Input data.
# # # #
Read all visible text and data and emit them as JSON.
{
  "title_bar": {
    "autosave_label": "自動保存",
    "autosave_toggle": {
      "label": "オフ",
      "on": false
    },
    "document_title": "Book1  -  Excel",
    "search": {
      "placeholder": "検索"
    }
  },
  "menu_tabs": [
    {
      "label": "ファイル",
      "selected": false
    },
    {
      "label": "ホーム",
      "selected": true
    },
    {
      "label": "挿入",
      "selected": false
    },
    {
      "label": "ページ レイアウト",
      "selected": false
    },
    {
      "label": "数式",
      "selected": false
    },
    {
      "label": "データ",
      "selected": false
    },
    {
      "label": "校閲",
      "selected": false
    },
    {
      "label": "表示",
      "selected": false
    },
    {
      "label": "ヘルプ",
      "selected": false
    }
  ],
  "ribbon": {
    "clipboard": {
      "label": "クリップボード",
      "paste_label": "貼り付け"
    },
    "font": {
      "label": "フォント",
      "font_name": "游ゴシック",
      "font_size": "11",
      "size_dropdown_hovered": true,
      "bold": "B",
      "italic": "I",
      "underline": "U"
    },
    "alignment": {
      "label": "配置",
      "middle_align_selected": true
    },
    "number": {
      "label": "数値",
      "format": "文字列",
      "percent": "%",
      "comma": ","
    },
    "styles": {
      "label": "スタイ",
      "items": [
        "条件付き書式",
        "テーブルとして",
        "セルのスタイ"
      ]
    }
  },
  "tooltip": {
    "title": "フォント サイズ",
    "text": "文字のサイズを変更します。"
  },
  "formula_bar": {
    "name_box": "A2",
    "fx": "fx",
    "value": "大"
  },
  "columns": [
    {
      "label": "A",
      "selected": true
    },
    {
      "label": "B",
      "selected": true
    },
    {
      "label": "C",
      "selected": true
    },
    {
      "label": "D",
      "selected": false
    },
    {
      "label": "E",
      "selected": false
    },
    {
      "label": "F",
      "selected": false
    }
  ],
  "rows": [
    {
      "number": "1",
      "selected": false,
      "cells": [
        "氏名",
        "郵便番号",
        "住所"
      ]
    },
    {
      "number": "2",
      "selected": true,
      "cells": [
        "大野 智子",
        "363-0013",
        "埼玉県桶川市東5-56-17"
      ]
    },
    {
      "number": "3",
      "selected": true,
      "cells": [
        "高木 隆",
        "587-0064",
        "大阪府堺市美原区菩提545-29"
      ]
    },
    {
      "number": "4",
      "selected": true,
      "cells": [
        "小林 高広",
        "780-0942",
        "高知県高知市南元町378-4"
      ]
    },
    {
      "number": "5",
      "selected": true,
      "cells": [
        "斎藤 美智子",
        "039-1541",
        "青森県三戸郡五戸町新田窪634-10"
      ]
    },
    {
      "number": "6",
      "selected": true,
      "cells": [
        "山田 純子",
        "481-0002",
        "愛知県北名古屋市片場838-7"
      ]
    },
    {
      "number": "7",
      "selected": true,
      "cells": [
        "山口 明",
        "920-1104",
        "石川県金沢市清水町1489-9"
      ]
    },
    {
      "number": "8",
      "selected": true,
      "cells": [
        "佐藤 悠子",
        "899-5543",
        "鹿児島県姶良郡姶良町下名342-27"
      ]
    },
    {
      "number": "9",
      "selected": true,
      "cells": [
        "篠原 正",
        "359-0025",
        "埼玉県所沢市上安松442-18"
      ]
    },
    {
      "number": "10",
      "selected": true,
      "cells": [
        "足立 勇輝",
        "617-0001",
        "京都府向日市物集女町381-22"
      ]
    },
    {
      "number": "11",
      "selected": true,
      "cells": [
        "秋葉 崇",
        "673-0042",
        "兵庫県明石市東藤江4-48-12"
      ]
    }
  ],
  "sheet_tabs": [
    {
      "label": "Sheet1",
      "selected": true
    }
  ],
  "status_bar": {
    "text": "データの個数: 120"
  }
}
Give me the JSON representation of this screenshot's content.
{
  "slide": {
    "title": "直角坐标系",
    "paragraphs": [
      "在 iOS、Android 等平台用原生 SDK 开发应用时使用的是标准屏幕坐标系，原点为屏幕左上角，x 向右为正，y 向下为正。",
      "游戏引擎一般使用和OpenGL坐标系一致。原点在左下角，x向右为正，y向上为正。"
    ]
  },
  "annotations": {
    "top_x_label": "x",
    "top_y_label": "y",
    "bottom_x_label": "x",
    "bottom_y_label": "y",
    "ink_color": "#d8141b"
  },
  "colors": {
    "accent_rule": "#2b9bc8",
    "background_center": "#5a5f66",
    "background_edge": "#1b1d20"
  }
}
# # # #
Task goal. Would you restate each of the entries word for word?

Result for this exercise.
Read all visible text and data and emit them as JSON.
{
  "title_bar": {
    "autosave_label": "自動保存",
    "autosave_toggle": {
      "label": "オフ",
      "on": false
    },
    "document_title": "Book1  -  Excel",
    "search": {
      "placeholder": "検索"
    }
  },
  "menu_tabs": [
    {
      "label": "ファイル",
      "selected": false
    },
    {
      "label": "ホーム",
      "selected": true
    },
    {
      "label": "挿入",
      "selected": false
    },
    {
      "label": "ページ レイアウト",
      "selected": false
    },
    {
      "label": "数式",
      "selected": false
    },
    {
      "label": "データ",
      "selected": false
    },
    {
      "label": "校閲",
      "selected": false
    },
    {
      "label": "表示",
      "selected": false
    },
    {
      "label": "ヘルプ",
      "selected": false
    }
  ],
  "ribbon": {
    "clipboard": {
      "label": "クリップボード",
      "paste_label": "貼り付け"
    },
    "font": {
      "label": "フォント",
      "font_name": "游ゴシック",
      "font_size": "11",
      "size_dropdown_hovered": true,
      "bold": "B",
      "italic": "I",
      "underline": "U"
    },
    "alignment": {
      "label": "配置",
      "middle_align_selected": true
    },
    "number": {
      "label": "数値",
      "format": "文字列",
      "percent": "%",
      "comma": ","
    },
    "styles": {
      "label": "スタイ",
      "items": [
        "条件付き書式",
        "テーブルとして",
        "セルのスタイ"
      ]
    }
  },
  "tooltip": {
    "title": "フォント サイズ",
    "text": "文字のサイズを変更します。"
  },
  "formula_bar": {
    "name_box": "A2",
    "fx": "fx",
    "value": "大"
  },
  "columns": [
    {
      "label": "A",
      "selected": true
    },
    {
      "label": "B",
      "selected": true
    },
    {
      "label": "C",
      "selected": true
    },
    {
      "label": "D",
      "selected": false
    },
    {
      "label": "E",
      "selected": false
    },
    {
      "label": "F",
      "selected": false
    }
  ],
  "rows": [
    {
      "number": "1",
      "selected": false,
      "cells": [
        "氏名",
        "郵便番号",
        "住所"
      ]
    },
    {
      "number": "2",
      "selected": true,
      "cells": [
        "大野 智子",
        "363-0013",
        "埼玉県桶川市東5-56-17"
      ]
    },
    {
      "number": "3",
      "selected": true,
      "cells": [
        "高木 隆",
        "587-0064",
        "大阪府堺市美原区菩提545-29"
      ]
    },
    {
      "number": "4",
      "selected": true,
      "cells": [
        "小林 高広",
        "780-0942",
        "高知県高知市南元町378-4"
      ]
    },
    {
      "number": "5",
      "selected": true,
      "cells": [
        "斎藤 美智子",
        "039-1541",
        "青森県三戸郡五戸町新田窪634-10"
      ]
    },
    {
      "number": "6",
      "selected": true,
      "cells": [
        "山田 純子",
        "481-0002",
        "愛知県北名古屋市片場838-7"
      ]
    },
    {
      "number": "7",
      "selected": true,
      "cells": [
        "山口 明",
        "920-1104",
        "石川県金沢市清水町1489-9"
      ]
    },
    {
      "number": "8",
      "selected": true,
      "cells": [
        "佐藤 悠子",
        "899-5543",
        "鹿児島県姶良郡姶良町下名342-27"
      ]
    },
    {
      "number": "9",
      "selected": true,
      "cells": [
        "篠原 正",
        "359-0025",
        "埼玉県所沢市上安松442-18"
      ]
    },
    {
      "number": "10",
      "selected": true,
      "cells": [
        "足立 勇輝",
        "617-0001",
        "京都府向日市物集女町381-22"
      ]
    },
    {
      "number": "11",
      "selected": true,
      "cells": [
        "秋葉 崇",
        "673-0042",
        "兵庫県明石市東藤江4-48-12"
      ]
    }
  ],
  "sheet_tabs": [
    {
      "label": "Sheet1",
      "selected": true
    }
  ],
  "status_bar": {
    "text": "データの個数: 120"
  }
}
Give me the JSON representation of this screenshot's content.
{
  "slide": {
    "title": "直角坐标系",
    "paragraphs": [
      "在 iOS、Android 等平台用原生 SDK 开发应用时使用的是标准屏幕坐标系，原点为屏幕左上角，x 向右为正，y 向下为正。",
      "游戏引擎一般使用和OpenGL坐标系一致。原点在左下角，x向右为正，y向上为正。"
    ]
  },
  "annotations": {
    "top_x_label": "x",
    "top_y_label": "y",
    "bottom_x_label": "x",
    "bottom_y_label": "y",
    "ink_color": "#d8141b"
  },
  "colors": {
    "accent_rule": "#2b9bc8",
    "background_center": "#5a5f66",
    "background_edge": "#1b1d20"
  }
}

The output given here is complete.